* _Task statement_
The data below should be restated word for word, with every picture omitted.

___ Data provided ___

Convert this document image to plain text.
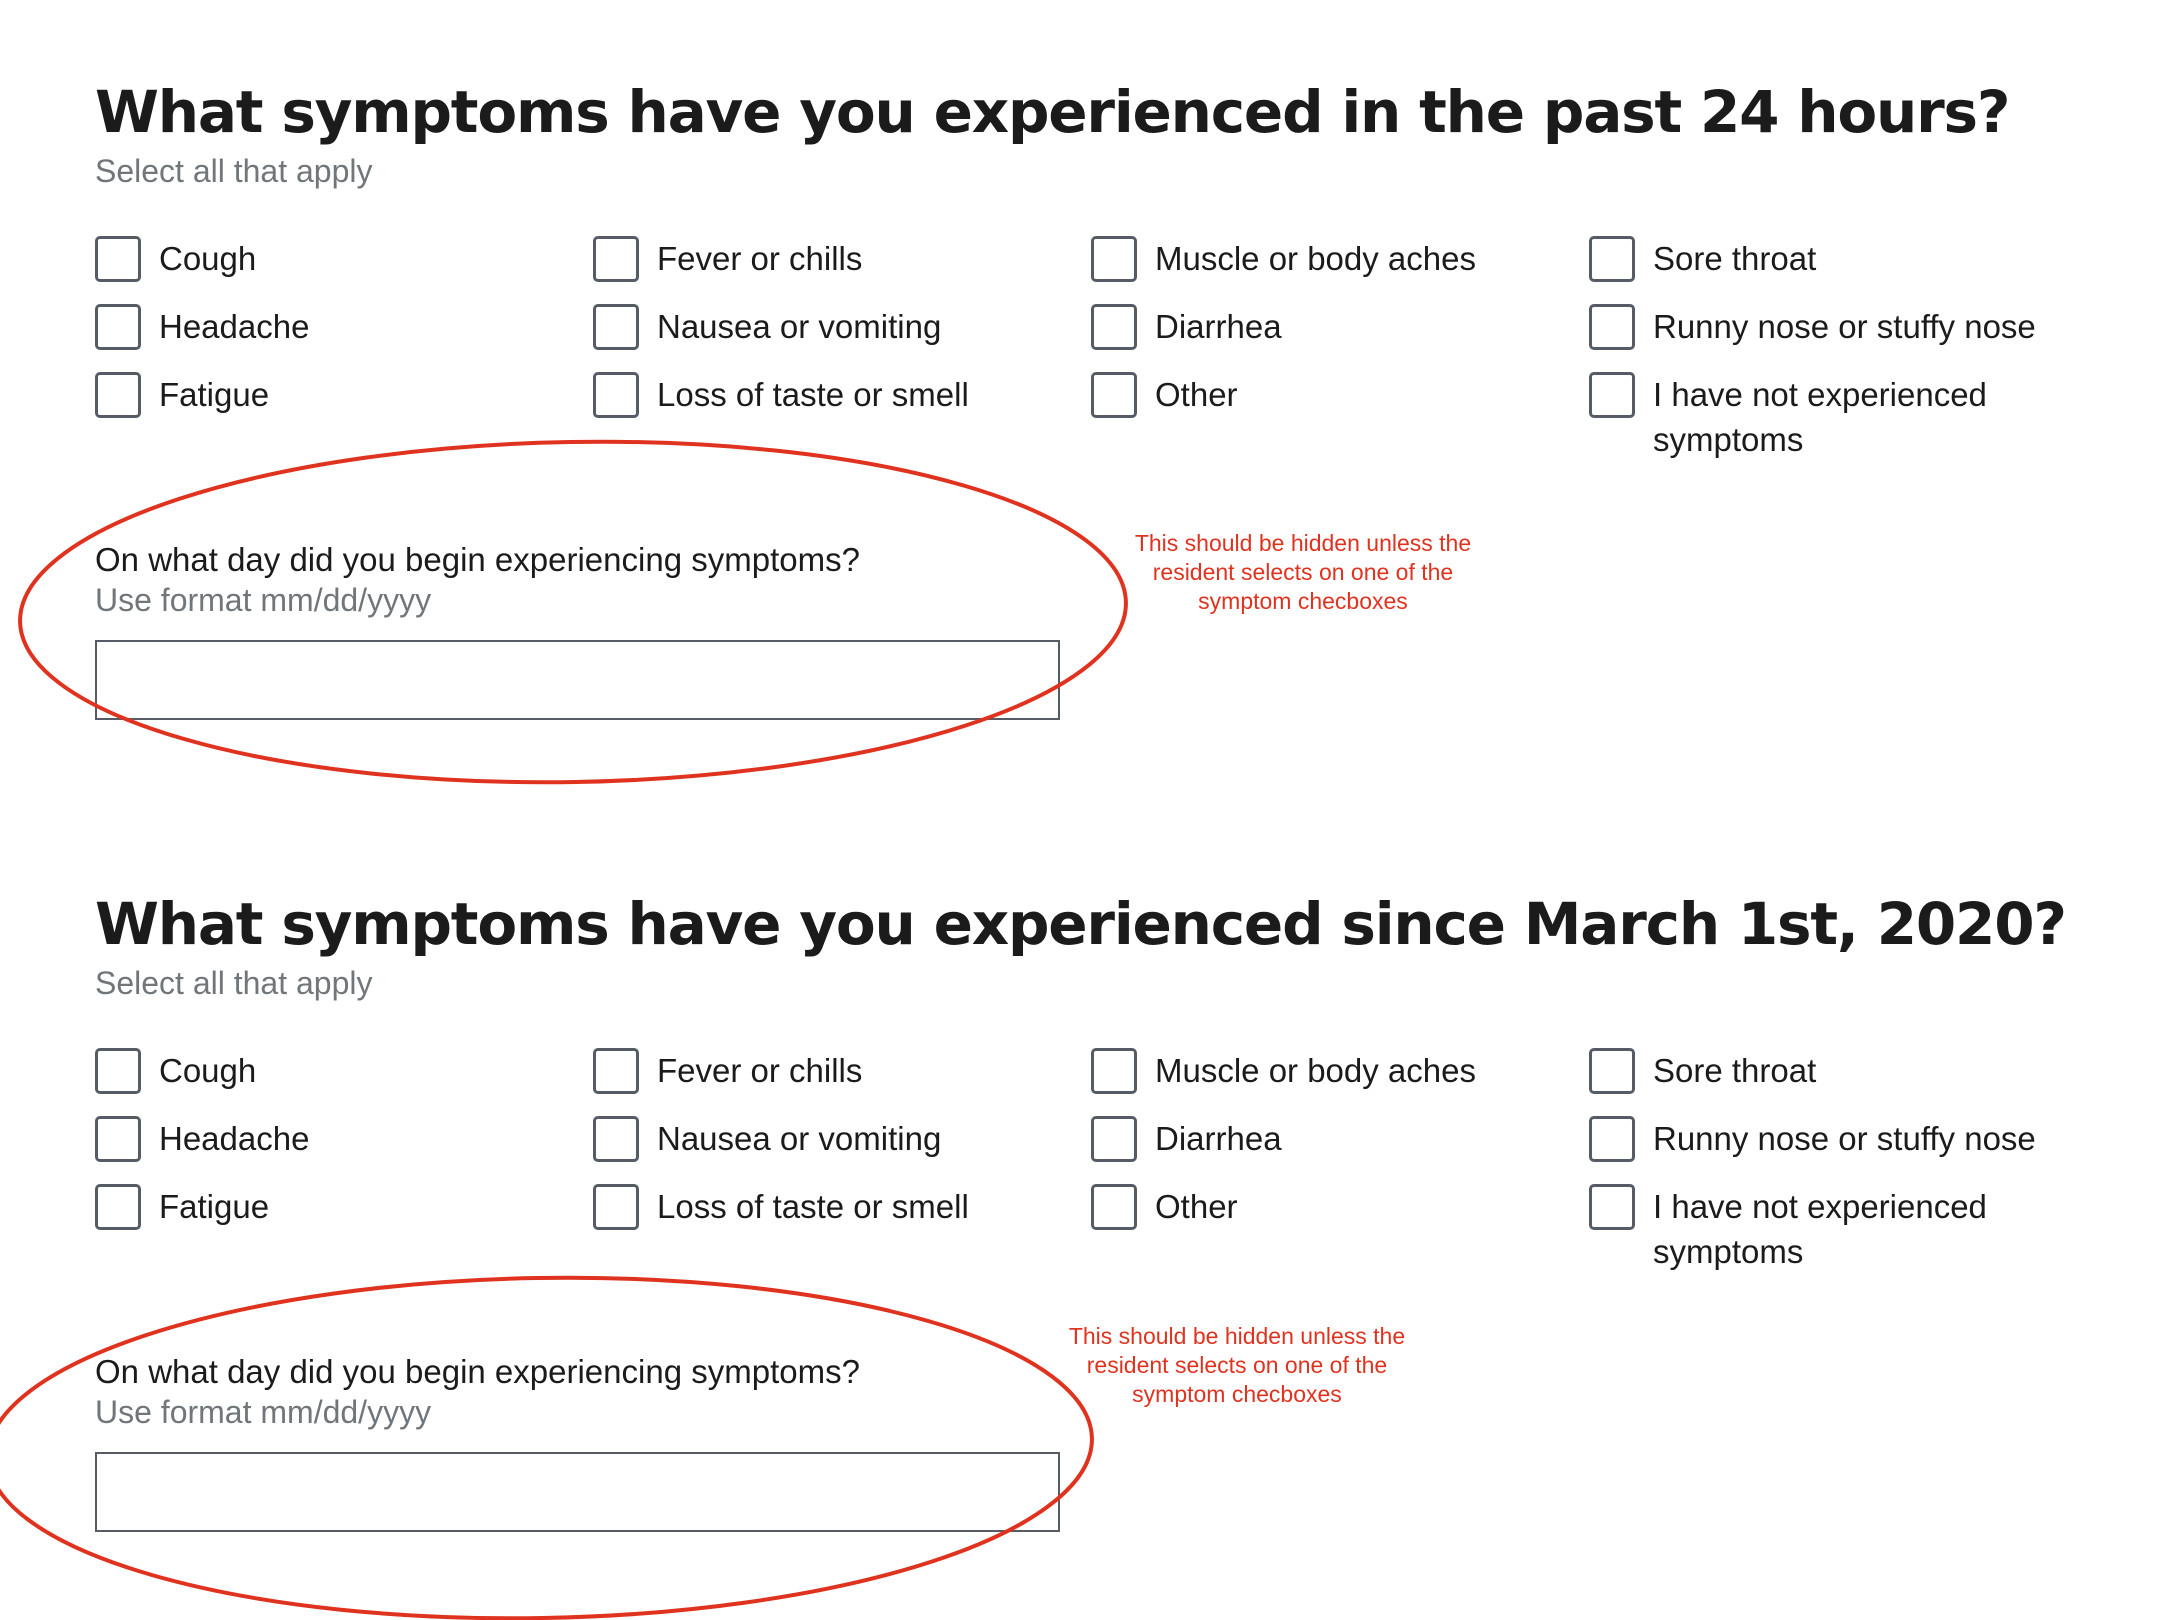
What symptoms have you experienced in the past 24 hours?
Select all that apply
Cough
Headache
Fatigue
Fever or chills
Nausea or vomiting
Loss of taste or smell
Muscle or body aches
Diarrhea
Other
Sore throat
Runny nose or stuffy nose
I have not experienced symptoms
On what day did you begin experiencing symptoms?
Use format mm/dd/yyyy
This should be hidden unless the resident selects on one of the symptom checboxes
What symptoms have you experienced since March 1st, 2020?
Select all that apply
Cough
Headache
Fatigue
Fever or chills
Nausea or vomiting
Loss of taste or smell
Muscle or body aches
Diarrhea
Other
Sore throat
Runny nose or stuffy nose
I have not experienced symptoms
On what day did you begin experiencing symptoms?
Use format mm/dd/yyyy
This should be hidden unless the resident selects on one of the symptom checboxes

___

* _Written answer_
Convert this document image to plain text.
What symptoms have you experienced in the past 24 hours?
Select all that apply
Cough
Headache
Fatigue
Fever or chills
Nausea or vomiting
Loss of taste or smell
Muscle or body aches
Diarrhea
Other
Sore throat
Runny nose or stuffy nose
I have not experienced symptoms
On what day did you begin experiencing symptoms?
Use format mm/dd/yyyy
This should be hidden unless the resident selects on one of the symptom checboxes
What symptoms have you experienced since March 1st, 2020?
Select all that apply
Cough
Headache
Fatigue
Fever or chills
Nausea or vomiting
Loss of taste or smell
Muscle or body aches
Diarrhea
Other
Sore throat
Runny nose or stuffy nose
I have not experienced symptoms
On what day did you begin experiencing symptoms?
Use format mm/dd/yyyy
This should be hidden unless the resident selects on one of the symptom checboxes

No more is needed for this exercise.